> [Materials provided]
--*--
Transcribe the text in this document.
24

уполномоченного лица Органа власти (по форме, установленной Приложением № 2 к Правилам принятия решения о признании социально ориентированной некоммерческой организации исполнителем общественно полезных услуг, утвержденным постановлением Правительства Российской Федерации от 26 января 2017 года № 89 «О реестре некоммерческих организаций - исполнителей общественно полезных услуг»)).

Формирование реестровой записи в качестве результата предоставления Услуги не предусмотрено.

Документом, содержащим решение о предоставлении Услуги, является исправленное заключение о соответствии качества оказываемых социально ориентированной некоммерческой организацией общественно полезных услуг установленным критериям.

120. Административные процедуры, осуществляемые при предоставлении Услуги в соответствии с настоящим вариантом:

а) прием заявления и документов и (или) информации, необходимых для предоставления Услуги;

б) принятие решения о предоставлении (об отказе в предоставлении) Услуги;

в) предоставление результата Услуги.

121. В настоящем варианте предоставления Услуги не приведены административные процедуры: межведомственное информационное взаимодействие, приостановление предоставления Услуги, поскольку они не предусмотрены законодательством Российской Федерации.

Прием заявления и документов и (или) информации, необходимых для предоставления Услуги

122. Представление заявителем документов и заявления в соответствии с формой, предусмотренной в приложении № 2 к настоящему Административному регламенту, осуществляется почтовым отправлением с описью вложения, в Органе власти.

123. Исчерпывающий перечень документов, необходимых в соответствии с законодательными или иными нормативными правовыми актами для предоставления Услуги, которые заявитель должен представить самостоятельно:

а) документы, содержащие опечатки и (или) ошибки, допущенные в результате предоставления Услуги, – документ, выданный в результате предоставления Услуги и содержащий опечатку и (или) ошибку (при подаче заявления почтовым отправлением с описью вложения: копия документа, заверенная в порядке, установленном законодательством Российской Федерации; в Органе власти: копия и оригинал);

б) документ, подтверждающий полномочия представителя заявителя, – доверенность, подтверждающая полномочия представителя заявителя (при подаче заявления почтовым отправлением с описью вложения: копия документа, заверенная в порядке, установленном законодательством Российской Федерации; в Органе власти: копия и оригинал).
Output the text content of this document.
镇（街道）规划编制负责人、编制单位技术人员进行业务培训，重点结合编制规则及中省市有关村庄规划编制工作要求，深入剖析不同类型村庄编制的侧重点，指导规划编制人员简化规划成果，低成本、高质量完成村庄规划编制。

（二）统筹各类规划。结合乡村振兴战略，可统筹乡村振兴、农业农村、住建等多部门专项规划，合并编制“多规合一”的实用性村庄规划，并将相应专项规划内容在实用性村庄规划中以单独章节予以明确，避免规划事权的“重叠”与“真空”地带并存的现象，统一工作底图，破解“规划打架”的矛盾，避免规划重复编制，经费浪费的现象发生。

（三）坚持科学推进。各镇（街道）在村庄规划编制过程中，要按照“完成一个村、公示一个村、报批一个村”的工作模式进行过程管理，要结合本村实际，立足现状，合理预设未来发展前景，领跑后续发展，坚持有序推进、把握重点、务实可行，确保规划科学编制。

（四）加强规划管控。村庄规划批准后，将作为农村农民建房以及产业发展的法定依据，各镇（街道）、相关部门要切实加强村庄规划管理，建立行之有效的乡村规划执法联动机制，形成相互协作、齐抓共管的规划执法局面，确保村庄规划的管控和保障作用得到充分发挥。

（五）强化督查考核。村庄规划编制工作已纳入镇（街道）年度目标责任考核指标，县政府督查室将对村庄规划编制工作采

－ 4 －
--*--
Copy each line from the data above that includes "результата".

Формирование реестровой записи в качестве результата предоставления Услуги не предусмотрено.
в) предоставление результата Услуги.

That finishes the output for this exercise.